■ **Work to be completed**:
Copy every line of the data that contains the string "legend".

■ **Data lines**:
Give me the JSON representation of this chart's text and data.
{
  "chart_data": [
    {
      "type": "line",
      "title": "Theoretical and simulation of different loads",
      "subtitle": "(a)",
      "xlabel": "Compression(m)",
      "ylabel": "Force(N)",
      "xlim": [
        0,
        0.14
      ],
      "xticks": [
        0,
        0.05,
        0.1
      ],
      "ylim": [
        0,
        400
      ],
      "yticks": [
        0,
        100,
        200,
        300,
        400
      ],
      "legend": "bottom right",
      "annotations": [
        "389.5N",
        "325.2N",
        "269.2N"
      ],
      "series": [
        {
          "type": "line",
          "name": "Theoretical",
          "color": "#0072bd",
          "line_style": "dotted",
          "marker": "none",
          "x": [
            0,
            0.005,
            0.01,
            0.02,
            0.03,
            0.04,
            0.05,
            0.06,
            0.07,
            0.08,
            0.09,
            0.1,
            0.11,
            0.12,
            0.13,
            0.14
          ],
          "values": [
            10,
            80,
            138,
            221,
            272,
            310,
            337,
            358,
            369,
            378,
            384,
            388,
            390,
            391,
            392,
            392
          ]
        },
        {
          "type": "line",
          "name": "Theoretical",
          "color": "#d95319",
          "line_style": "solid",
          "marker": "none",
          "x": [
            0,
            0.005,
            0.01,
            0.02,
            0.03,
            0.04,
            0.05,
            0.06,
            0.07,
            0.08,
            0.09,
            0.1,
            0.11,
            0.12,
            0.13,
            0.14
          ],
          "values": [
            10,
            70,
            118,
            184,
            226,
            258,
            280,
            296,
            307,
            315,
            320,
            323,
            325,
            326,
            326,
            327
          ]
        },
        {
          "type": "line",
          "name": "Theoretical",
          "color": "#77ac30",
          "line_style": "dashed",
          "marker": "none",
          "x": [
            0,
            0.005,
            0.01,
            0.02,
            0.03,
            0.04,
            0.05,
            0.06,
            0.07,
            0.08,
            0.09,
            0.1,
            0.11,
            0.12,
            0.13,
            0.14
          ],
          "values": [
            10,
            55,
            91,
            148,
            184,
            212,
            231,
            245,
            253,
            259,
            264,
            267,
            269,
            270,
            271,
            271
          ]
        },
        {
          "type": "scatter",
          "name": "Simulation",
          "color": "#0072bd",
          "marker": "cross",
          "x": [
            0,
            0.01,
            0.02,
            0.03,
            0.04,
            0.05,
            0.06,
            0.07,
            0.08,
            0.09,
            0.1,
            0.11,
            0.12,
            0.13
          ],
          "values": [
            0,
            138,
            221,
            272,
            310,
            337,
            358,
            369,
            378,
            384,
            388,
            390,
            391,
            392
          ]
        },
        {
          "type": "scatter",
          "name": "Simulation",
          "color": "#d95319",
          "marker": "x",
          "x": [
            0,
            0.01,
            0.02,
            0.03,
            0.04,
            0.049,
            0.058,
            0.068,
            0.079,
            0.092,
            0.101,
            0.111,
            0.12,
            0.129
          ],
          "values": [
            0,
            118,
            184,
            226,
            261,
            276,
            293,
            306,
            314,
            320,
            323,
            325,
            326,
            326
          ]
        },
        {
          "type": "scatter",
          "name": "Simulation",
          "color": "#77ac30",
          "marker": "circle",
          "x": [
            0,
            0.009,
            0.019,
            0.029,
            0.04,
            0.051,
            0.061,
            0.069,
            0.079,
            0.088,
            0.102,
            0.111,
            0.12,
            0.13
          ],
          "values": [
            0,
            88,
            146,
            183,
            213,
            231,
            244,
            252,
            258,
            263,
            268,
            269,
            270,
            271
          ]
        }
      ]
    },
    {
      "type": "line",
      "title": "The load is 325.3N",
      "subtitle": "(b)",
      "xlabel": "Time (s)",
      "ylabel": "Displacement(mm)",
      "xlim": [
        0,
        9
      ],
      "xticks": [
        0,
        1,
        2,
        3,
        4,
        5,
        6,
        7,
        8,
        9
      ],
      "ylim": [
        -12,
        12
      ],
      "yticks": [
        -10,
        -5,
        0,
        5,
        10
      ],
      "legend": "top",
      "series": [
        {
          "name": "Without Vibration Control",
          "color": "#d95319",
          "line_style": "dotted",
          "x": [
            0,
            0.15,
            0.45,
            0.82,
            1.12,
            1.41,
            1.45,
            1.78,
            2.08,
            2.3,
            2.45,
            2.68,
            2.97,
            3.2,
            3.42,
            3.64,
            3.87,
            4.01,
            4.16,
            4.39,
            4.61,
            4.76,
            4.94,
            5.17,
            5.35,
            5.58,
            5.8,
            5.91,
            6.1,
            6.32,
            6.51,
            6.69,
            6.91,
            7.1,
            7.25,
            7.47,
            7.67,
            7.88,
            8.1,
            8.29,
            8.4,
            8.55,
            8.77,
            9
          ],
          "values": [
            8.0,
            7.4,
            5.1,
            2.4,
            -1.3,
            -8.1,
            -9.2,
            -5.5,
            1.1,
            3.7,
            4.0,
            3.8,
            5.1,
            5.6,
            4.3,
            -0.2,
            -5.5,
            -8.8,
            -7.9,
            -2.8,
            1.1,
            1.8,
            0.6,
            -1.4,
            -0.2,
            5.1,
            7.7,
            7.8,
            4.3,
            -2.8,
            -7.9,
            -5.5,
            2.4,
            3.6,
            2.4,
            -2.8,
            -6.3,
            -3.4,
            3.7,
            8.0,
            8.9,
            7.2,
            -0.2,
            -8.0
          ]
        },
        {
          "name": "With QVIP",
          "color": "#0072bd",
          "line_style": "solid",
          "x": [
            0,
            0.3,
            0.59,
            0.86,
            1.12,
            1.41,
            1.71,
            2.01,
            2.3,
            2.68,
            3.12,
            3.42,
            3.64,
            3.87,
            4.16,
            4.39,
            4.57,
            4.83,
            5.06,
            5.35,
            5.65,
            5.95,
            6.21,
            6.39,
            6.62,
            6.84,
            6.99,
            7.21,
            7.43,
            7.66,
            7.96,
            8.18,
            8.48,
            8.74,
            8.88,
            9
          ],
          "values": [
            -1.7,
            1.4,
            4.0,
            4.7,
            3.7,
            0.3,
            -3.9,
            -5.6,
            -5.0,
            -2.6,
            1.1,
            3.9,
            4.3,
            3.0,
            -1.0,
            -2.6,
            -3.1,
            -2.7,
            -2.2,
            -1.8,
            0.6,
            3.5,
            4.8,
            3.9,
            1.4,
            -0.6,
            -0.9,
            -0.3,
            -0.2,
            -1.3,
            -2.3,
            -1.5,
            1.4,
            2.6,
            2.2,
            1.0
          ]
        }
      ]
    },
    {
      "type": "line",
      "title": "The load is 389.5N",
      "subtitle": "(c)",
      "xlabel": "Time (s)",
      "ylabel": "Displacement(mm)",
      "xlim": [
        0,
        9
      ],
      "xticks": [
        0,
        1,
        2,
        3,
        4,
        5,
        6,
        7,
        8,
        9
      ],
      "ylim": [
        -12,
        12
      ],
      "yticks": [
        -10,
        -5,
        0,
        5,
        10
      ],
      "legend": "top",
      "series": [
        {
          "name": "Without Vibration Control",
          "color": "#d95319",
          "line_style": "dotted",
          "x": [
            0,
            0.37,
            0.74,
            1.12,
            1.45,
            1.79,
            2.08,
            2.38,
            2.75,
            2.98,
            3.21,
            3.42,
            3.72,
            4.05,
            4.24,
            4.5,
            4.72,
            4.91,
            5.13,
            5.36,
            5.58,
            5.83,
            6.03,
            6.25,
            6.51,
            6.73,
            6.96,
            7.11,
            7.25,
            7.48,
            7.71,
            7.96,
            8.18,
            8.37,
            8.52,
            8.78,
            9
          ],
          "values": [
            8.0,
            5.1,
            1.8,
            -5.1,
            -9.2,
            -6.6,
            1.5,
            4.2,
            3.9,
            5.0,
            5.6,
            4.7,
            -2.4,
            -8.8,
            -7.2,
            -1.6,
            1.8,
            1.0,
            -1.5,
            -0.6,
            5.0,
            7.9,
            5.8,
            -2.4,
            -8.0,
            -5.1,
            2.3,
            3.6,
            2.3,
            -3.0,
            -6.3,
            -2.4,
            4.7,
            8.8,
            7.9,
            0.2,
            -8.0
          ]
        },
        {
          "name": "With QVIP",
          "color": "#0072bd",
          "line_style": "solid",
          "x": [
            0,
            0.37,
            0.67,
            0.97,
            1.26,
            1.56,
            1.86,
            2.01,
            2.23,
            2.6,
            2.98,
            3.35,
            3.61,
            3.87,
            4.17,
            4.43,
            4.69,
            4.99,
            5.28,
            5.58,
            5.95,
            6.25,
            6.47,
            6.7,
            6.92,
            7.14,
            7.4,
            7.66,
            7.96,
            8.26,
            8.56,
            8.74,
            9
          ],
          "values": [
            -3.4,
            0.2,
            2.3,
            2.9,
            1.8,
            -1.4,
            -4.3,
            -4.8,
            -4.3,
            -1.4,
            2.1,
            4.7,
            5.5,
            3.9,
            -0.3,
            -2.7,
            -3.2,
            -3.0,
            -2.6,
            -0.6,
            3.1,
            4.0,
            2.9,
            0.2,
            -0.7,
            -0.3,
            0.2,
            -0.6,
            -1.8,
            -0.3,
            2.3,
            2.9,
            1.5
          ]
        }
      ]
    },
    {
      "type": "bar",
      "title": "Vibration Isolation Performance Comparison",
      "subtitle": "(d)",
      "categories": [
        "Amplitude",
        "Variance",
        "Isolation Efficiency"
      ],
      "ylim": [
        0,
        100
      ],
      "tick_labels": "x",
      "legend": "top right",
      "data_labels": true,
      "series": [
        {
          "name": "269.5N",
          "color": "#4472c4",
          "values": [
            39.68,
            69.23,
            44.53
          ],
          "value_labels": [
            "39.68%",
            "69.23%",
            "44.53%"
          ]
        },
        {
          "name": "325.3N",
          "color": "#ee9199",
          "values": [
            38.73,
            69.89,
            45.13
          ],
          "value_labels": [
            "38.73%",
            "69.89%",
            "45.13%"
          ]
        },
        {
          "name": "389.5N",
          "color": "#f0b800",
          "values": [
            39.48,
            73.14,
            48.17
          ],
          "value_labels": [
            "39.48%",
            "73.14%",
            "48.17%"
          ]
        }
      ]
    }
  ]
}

■ **Solution for this task**:
      "legend": "bottom right",
      "legend": "top",
      "legend": "top",
      "legend": "top right",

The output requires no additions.